[Data items]
· · ·

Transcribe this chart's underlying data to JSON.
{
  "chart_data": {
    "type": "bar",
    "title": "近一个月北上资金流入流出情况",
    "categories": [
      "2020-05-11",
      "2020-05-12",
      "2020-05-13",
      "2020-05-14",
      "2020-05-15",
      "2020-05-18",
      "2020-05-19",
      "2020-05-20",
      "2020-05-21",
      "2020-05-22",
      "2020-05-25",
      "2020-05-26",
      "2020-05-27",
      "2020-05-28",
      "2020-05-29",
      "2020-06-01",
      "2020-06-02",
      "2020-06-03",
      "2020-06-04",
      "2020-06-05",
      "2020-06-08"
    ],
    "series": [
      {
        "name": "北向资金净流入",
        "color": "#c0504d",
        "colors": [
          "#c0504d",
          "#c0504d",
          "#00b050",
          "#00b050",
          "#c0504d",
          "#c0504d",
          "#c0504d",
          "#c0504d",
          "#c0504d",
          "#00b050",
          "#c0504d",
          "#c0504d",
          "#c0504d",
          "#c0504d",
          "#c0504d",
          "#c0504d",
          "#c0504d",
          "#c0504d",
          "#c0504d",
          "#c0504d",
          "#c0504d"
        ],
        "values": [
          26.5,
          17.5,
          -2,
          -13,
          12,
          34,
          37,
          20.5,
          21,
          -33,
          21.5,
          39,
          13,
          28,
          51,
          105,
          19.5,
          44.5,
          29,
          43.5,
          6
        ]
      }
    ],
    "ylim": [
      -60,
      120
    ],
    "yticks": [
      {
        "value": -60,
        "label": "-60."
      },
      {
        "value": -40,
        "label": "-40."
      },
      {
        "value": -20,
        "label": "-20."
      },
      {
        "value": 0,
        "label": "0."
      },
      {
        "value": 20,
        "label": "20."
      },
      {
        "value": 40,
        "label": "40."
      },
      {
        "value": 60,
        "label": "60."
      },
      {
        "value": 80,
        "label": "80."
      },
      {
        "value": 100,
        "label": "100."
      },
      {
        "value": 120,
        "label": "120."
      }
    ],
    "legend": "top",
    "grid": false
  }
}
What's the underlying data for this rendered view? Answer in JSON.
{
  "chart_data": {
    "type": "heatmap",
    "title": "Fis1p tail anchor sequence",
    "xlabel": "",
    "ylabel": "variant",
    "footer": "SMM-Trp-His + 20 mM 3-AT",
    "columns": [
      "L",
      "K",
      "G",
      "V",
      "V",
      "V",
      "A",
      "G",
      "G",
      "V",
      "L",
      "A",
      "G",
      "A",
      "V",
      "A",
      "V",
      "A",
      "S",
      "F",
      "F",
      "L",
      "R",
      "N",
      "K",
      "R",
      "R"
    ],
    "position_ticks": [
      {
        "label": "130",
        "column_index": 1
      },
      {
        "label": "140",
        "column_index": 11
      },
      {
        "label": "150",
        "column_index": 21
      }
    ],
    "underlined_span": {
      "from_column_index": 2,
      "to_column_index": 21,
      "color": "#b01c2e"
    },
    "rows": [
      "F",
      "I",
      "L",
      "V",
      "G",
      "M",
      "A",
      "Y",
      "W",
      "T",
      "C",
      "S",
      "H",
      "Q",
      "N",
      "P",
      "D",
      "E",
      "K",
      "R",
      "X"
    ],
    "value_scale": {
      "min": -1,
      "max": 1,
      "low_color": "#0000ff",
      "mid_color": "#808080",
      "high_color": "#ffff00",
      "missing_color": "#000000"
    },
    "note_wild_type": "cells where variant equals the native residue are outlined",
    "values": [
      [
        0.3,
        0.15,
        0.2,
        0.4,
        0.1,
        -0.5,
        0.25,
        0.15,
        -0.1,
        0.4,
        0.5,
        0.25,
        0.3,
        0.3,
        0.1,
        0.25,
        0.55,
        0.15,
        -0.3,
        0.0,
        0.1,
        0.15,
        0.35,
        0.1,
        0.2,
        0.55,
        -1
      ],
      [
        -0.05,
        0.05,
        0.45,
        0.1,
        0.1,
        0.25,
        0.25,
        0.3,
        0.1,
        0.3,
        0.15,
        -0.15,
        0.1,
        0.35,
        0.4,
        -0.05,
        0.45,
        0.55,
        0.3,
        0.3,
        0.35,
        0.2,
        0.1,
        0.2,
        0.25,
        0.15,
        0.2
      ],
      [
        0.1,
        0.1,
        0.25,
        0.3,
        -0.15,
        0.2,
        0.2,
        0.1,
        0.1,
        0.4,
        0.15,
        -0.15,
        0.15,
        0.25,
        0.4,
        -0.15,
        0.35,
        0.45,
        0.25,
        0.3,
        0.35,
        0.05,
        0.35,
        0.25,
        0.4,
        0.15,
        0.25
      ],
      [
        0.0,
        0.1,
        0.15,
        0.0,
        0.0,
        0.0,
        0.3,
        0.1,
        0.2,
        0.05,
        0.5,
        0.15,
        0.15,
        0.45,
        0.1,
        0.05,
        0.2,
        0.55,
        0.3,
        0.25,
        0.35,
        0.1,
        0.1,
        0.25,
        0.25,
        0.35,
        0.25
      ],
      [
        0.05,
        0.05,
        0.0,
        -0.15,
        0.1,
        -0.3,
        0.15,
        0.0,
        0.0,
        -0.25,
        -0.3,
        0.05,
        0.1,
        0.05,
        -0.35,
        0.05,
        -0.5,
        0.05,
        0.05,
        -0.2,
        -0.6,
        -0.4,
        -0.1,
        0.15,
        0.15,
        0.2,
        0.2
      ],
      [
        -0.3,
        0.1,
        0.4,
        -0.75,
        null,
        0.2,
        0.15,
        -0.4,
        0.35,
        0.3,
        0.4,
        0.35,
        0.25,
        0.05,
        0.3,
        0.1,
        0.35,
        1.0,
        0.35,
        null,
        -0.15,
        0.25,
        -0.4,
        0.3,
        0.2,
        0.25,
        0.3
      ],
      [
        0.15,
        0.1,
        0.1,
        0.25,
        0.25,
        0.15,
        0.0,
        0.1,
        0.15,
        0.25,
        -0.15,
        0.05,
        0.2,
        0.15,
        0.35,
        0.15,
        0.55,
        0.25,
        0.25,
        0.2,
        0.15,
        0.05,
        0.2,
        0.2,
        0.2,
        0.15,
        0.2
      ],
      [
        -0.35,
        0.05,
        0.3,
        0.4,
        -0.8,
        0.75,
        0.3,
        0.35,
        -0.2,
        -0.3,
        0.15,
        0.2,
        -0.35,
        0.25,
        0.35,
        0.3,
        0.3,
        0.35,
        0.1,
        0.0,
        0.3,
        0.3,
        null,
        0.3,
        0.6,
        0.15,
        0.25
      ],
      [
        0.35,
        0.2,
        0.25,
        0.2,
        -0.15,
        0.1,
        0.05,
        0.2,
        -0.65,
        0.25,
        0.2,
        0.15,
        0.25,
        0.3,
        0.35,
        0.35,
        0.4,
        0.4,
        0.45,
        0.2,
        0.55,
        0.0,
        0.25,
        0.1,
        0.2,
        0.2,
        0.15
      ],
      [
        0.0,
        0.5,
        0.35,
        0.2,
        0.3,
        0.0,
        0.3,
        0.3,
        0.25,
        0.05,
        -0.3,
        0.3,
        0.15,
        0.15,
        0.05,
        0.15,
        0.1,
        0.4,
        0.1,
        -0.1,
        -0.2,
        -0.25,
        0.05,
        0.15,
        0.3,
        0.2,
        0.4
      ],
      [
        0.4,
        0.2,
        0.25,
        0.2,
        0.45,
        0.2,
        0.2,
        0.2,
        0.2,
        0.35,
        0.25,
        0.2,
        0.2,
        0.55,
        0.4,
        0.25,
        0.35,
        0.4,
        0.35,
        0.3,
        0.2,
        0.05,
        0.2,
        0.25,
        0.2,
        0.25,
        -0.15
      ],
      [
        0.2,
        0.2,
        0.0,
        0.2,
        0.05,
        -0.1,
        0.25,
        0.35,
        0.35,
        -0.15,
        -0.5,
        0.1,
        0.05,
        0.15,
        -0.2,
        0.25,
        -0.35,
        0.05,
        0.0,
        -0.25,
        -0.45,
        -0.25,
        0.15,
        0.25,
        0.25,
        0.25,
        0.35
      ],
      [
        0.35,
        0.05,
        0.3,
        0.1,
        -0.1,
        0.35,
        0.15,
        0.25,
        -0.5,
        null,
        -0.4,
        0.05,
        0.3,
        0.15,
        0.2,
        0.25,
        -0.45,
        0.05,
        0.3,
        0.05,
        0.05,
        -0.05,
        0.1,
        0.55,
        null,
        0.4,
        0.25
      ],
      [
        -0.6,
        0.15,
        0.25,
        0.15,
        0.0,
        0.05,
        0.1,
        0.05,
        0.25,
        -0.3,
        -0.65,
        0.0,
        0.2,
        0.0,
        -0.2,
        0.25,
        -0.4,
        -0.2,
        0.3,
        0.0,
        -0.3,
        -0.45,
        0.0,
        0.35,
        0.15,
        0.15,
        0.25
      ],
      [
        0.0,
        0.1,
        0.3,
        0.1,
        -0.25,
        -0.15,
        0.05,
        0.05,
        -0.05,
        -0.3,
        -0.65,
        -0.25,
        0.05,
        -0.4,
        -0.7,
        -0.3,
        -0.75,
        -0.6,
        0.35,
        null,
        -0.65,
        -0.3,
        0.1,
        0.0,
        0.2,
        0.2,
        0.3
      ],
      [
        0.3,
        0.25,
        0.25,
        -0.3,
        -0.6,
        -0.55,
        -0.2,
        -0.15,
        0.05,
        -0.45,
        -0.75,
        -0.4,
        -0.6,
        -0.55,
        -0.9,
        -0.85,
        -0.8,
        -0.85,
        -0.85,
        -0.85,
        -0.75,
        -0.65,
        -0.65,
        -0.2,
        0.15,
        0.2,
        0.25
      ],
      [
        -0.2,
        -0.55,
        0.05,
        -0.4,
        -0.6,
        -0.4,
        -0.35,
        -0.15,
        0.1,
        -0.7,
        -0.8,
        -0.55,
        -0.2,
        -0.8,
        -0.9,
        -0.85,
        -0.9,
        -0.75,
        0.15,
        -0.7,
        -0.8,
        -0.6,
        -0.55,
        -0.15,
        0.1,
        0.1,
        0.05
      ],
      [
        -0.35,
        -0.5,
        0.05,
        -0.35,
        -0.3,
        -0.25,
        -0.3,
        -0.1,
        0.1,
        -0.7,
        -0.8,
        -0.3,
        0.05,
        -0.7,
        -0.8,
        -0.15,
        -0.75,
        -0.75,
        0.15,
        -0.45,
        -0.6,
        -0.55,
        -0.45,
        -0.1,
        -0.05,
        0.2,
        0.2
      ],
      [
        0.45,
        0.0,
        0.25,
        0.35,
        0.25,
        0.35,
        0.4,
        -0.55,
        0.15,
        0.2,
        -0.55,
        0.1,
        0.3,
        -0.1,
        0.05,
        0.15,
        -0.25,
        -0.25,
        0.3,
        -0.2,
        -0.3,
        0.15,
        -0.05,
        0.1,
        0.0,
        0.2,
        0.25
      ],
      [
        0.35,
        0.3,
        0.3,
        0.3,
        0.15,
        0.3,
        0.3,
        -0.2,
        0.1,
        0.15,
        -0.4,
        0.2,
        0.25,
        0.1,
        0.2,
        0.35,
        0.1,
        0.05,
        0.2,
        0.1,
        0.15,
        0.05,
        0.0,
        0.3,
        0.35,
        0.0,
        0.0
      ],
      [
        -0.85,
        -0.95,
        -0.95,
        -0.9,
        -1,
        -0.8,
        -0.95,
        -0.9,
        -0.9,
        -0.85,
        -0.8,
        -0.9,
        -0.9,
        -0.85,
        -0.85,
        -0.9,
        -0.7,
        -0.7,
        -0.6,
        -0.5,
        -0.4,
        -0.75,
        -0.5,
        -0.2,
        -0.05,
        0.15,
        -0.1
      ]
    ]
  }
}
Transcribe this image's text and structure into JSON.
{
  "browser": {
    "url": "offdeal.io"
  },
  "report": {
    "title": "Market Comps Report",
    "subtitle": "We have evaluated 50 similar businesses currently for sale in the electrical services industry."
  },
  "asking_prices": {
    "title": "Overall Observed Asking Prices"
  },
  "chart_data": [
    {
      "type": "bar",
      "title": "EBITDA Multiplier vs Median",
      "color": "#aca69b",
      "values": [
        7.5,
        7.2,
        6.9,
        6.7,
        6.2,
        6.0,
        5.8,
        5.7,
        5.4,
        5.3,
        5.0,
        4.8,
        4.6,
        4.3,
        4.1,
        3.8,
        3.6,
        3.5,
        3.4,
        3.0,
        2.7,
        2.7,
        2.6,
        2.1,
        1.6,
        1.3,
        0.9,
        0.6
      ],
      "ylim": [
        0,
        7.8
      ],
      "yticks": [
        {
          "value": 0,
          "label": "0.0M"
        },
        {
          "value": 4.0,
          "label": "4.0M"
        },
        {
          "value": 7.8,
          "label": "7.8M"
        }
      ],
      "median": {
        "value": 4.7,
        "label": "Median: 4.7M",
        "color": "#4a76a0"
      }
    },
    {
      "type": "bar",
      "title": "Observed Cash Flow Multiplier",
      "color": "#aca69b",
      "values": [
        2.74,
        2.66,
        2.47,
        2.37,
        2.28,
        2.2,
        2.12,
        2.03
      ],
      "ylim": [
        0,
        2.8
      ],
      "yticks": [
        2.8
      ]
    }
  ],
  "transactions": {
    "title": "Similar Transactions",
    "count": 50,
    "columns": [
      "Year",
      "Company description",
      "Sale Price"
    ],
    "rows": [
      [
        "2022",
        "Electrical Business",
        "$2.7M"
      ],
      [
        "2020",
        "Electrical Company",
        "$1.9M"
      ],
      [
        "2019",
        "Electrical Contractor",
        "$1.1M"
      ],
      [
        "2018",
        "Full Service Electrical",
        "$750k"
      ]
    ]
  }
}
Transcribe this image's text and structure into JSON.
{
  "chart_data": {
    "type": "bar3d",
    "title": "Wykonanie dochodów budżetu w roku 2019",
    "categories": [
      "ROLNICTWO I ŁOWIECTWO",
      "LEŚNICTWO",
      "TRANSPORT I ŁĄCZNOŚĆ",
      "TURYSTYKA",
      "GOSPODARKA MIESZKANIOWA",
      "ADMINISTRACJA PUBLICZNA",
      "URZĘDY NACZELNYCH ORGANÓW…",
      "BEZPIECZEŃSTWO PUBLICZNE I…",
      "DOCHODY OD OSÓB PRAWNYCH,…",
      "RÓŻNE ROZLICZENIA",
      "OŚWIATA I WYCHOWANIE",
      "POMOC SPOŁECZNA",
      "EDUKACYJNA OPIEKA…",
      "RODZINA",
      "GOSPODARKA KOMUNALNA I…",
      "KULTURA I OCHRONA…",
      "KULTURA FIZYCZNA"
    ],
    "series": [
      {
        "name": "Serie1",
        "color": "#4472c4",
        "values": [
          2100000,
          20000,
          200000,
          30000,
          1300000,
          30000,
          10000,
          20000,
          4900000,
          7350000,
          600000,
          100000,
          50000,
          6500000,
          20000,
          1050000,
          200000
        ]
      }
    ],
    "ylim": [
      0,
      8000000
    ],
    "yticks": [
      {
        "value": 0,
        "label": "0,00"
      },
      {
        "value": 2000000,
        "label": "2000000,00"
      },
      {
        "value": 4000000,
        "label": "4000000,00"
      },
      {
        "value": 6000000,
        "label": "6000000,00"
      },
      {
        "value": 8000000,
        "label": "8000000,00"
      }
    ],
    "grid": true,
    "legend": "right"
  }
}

· · ·

_REQUIREMENT_
Return nothing except the number of lines that include the string "this".

_ANSWER IN FULL_
4